## Records for the task
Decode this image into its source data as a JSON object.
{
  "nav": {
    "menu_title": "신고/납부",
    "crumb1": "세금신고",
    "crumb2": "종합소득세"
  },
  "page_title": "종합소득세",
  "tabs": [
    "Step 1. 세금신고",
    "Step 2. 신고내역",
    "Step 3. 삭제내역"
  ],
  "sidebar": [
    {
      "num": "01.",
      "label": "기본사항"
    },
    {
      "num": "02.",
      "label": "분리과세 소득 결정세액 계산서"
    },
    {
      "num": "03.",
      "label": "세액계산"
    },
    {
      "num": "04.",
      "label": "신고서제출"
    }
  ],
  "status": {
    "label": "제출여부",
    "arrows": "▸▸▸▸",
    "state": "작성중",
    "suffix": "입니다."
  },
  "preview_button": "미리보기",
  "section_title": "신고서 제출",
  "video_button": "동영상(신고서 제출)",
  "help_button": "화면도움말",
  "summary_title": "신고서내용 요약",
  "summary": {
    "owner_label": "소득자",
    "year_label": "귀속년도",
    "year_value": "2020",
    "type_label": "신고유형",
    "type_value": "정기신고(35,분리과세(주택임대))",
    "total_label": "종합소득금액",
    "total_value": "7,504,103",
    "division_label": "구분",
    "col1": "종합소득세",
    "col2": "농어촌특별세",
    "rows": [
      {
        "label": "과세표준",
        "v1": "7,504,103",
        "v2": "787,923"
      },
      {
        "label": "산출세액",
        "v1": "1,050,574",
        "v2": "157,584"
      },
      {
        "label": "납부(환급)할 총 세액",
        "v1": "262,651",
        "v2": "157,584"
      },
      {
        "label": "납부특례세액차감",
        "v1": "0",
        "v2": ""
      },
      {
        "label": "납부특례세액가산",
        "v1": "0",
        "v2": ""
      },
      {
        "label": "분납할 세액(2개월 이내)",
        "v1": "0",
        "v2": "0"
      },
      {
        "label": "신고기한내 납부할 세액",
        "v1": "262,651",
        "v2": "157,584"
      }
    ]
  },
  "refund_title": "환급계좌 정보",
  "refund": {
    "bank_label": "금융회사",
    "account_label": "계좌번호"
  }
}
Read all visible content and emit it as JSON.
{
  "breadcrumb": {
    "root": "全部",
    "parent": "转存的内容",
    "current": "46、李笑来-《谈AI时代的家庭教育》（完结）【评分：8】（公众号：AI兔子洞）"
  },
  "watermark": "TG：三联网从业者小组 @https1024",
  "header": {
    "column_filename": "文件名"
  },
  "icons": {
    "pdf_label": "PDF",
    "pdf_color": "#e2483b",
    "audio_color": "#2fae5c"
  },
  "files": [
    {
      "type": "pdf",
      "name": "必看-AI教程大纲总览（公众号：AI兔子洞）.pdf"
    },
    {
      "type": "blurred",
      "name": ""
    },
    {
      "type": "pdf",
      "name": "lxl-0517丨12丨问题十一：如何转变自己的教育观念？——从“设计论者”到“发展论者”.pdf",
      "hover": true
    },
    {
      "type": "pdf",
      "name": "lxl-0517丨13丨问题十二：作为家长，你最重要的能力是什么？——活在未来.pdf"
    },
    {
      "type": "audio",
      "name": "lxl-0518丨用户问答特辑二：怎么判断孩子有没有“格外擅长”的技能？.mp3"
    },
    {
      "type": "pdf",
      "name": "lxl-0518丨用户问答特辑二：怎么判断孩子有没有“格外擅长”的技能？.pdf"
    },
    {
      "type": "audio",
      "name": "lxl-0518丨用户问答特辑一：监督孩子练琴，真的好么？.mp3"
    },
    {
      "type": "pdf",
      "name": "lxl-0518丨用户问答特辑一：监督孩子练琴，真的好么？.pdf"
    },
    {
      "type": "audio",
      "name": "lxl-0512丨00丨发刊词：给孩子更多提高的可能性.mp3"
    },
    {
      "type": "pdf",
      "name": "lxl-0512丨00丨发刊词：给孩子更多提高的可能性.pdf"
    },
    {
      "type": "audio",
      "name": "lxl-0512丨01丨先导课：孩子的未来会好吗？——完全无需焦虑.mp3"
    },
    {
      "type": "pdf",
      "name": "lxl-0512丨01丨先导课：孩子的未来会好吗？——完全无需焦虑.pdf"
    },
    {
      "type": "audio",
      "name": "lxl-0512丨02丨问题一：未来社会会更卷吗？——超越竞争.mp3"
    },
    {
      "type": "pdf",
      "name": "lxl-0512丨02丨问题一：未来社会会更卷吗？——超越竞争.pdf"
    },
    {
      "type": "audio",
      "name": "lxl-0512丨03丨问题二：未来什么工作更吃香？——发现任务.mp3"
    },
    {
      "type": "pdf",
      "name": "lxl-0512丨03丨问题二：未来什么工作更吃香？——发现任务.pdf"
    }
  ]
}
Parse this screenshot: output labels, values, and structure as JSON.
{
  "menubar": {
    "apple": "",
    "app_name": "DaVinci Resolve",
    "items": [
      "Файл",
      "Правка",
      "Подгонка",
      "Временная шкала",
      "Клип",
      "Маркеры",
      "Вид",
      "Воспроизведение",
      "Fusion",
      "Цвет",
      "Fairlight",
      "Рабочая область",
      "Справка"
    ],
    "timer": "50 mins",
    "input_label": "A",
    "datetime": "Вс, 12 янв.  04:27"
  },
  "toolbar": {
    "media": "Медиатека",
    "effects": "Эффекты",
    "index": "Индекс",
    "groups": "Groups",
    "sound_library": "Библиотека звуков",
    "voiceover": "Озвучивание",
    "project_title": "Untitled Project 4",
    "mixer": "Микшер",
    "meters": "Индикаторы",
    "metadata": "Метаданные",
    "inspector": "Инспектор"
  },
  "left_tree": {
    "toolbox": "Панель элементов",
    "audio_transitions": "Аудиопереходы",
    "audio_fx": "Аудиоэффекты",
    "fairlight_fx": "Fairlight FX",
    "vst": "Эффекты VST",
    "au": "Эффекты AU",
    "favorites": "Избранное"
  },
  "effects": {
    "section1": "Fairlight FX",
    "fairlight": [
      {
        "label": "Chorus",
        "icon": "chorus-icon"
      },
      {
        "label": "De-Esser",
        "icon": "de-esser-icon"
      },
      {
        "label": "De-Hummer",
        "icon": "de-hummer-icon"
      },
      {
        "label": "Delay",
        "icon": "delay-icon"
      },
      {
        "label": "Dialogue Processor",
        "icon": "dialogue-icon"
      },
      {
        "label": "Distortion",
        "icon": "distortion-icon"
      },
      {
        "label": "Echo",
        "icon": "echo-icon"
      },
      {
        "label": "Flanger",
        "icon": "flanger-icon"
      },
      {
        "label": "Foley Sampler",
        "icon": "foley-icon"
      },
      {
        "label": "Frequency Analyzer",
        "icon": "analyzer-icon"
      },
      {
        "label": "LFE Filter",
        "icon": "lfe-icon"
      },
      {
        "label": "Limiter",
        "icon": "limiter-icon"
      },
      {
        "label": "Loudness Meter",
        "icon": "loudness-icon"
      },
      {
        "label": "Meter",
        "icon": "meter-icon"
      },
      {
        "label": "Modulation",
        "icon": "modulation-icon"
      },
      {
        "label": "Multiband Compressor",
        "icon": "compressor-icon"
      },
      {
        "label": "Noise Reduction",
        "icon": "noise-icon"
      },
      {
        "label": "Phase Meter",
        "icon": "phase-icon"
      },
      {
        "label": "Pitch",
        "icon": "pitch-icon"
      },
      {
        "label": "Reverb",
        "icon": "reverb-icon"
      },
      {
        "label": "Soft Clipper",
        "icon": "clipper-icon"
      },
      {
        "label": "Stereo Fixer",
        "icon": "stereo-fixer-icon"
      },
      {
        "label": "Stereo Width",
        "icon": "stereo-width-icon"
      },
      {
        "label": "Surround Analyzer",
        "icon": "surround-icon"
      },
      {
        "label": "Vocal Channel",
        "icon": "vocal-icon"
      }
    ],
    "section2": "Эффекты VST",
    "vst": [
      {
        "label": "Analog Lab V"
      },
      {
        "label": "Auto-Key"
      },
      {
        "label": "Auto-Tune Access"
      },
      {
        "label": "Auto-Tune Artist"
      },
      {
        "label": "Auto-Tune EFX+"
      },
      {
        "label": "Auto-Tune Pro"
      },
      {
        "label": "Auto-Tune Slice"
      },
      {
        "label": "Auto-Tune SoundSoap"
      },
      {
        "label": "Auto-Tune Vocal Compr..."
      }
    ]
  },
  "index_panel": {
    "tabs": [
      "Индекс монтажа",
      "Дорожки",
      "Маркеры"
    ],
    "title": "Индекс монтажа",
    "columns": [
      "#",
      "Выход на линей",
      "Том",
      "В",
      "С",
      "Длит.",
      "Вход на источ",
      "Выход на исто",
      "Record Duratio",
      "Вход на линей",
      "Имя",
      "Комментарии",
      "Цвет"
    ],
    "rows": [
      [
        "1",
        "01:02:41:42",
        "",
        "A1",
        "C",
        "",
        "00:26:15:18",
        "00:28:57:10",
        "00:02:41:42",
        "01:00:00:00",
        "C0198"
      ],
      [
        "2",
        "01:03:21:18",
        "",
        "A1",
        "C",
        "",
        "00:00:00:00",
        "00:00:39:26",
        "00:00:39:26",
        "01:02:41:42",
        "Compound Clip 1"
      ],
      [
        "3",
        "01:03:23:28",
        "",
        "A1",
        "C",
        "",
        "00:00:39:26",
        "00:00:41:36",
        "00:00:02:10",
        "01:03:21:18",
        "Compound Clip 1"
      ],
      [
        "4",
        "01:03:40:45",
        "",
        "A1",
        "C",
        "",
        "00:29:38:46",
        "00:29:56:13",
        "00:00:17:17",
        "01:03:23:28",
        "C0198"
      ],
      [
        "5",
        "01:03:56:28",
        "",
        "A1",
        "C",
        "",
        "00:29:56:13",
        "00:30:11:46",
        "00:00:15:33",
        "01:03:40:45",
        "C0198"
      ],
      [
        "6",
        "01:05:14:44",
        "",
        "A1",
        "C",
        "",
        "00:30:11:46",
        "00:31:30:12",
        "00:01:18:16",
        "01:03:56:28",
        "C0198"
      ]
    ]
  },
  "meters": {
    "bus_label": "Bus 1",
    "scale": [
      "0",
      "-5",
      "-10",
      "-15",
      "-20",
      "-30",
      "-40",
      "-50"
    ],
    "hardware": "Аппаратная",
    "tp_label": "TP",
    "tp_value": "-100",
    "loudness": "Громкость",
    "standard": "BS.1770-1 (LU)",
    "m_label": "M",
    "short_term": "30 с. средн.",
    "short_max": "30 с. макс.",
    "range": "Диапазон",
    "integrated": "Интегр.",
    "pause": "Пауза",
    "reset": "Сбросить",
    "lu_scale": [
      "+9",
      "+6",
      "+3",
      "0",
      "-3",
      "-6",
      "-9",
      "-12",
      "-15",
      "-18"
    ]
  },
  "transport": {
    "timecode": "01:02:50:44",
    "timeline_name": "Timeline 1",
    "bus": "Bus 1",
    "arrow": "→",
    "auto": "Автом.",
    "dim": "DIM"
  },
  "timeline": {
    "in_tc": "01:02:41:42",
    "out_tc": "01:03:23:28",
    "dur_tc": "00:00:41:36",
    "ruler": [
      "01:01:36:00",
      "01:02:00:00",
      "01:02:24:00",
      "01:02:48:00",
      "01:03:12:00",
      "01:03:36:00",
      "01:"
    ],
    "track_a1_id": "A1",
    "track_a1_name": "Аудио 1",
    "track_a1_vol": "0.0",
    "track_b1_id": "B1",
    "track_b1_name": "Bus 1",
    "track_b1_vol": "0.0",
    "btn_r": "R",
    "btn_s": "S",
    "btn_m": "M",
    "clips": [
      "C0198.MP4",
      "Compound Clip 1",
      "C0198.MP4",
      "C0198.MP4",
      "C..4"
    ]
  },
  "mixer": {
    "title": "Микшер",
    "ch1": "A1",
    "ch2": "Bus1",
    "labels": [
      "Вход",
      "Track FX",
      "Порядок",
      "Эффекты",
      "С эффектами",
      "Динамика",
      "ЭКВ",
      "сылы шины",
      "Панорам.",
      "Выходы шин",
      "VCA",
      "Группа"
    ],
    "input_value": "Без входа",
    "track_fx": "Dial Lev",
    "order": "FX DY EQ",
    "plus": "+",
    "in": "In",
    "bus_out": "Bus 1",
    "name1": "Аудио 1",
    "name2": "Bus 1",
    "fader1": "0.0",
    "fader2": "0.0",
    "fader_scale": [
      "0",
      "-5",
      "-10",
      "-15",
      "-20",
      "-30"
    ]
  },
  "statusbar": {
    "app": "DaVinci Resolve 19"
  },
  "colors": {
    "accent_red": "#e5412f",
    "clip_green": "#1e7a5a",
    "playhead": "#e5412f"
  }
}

## Exercise goal
Which lines above hold the word "Индекс"? Copy each of them.

## Response for this exercise
    "index": "Индекс",
      "Индекс монтажа",
    "title": "Индекс монтажа",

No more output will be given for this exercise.